● EXERCISE INSTRUCTIONS
Reproduce every line in the listing that contains the word "ylabel".

● LISTED RECORDS
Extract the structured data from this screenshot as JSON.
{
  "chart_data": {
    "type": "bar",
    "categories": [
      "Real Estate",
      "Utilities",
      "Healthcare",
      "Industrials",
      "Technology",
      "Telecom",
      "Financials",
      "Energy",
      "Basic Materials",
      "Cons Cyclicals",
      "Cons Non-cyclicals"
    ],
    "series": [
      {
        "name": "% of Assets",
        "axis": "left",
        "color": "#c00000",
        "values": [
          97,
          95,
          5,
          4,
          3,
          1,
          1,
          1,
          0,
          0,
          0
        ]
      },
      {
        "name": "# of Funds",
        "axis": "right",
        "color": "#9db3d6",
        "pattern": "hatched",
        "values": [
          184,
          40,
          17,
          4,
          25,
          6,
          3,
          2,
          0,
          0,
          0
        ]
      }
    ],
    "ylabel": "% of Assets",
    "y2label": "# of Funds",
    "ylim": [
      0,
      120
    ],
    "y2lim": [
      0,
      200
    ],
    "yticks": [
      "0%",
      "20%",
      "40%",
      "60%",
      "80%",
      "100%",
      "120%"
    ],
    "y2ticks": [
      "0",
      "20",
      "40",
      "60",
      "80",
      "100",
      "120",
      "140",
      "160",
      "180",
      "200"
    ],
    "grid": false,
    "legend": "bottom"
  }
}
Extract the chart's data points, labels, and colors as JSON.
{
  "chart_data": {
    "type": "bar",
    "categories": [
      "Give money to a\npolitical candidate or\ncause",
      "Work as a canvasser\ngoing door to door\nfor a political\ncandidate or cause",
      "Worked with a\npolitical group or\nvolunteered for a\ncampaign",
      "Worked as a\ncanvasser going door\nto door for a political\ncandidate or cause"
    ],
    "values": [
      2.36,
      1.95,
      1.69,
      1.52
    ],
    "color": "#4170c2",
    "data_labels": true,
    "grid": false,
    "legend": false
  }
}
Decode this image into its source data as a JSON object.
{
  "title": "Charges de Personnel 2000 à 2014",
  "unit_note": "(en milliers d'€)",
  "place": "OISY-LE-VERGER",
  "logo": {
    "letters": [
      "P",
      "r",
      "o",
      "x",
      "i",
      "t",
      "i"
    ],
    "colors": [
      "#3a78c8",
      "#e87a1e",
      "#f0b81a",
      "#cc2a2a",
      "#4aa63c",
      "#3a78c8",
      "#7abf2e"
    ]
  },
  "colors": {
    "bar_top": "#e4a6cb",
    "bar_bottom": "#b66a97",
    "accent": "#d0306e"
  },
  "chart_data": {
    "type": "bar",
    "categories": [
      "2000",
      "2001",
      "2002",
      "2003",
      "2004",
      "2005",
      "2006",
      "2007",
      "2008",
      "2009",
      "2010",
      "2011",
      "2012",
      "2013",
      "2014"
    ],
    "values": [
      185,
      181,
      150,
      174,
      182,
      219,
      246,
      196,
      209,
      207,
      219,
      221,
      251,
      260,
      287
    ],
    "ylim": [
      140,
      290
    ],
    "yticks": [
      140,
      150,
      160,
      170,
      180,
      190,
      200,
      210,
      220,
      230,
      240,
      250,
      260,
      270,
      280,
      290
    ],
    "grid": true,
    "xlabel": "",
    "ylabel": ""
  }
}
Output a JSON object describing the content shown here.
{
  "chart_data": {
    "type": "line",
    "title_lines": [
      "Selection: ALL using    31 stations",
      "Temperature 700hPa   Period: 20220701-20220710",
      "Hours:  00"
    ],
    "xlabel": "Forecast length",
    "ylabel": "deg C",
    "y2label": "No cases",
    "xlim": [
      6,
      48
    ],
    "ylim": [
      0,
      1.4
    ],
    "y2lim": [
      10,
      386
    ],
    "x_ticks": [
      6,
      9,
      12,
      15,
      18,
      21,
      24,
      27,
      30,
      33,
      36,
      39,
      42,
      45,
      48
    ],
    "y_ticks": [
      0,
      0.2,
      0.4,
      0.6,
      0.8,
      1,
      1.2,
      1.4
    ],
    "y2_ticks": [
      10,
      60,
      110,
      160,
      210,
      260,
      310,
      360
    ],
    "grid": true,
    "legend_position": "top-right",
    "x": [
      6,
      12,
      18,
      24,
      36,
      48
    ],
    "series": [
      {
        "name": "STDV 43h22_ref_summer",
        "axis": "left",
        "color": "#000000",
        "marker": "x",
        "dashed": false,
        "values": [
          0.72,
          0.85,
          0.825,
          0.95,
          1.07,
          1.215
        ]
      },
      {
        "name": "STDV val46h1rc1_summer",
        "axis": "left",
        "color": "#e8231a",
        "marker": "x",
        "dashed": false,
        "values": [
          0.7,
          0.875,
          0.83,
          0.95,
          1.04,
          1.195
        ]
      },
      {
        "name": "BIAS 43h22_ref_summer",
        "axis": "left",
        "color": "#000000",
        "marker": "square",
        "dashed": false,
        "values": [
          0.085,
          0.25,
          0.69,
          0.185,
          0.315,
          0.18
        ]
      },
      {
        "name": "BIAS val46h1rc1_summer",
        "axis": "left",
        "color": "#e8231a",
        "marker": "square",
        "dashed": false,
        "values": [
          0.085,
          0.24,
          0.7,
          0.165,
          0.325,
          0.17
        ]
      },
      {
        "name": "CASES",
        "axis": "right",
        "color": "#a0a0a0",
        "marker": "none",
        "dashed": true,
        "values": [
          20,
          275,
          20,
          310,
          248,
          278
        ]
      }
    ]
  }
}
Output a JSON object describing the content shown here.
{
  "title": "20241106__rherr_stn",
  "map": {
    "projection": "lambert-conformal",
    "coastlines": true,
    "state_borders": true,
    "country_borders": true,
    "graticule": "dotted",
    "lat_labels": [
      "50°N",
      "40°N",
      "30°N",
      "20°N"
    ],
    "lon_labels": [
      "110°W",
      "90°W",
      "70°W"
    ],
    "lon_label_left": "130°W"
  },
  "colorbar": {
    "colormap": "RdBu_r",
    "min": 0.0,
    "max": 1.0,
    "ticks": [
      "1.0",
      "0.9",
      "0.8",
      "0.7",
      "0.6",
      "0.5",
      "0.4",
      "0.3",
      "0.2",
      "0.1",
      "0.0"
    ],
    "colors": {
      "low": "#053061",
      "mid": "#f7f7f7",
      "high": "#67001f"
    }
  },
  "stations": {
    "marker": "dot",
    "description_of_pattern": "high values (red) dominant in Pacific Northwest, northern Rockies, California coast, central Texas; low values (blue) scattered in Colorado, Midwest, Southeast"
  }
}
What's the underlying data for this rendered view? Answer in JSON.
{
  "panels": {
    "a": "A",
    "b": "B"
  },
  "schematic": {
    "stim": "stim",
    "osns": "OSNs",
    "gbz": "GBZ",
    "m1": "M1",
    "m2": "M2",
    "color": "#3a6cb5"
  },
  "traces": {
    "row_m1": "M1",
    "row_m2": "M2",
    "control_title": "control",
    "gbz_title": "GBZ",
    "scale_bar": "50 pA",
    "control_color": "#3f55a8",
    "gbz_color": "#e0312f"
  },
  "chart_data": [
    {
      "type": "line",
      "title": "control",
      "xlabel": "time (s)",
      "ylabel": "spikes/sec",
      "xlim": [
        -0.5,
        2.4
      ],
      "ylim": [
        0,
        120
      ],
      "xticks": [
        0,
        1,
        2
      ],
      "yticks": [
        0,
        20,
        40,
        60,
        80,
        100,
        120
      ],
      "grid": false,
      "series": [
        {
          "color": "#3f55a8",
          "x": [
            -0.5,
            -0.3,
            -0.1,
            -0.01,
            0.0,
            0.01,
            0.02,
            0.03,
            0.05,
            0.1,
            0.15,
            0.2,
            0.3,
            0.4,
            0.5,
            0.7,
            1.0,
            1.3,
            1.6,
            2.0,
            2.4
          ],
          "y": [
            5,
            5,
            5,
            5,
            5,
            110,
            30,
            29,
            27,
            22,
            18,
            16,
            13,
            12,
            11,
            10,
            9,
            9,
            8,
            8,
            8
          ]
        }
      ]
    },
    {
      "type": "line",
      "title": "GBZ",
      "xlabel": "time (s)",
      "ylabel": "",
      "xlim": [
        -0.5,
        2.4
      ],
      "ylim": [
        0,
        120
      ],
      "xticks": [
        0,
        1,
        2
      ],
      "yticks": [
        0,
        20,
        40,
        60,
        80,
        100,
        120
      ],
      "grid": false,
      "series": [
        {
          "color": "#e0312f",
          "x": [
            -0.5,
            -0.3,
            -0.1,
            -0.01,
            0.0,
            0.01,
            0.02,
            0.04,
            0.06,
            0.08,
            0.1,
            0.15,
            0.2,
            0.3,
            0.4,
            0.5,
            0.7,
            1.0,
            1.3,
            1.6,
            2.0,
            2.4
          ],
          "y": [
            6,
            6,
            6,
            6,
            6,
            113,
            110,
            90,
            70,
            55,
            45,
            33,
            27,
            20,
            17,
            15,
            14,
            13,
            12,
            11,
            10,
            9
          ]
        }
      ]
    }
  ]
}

● EXERCISE ANSWER
    "ylabel": "% of Assets",
    "ylabel": ""
    "ylabel": "deg C",
      "ylabel": "spikes/sec",
      "ylabel": "",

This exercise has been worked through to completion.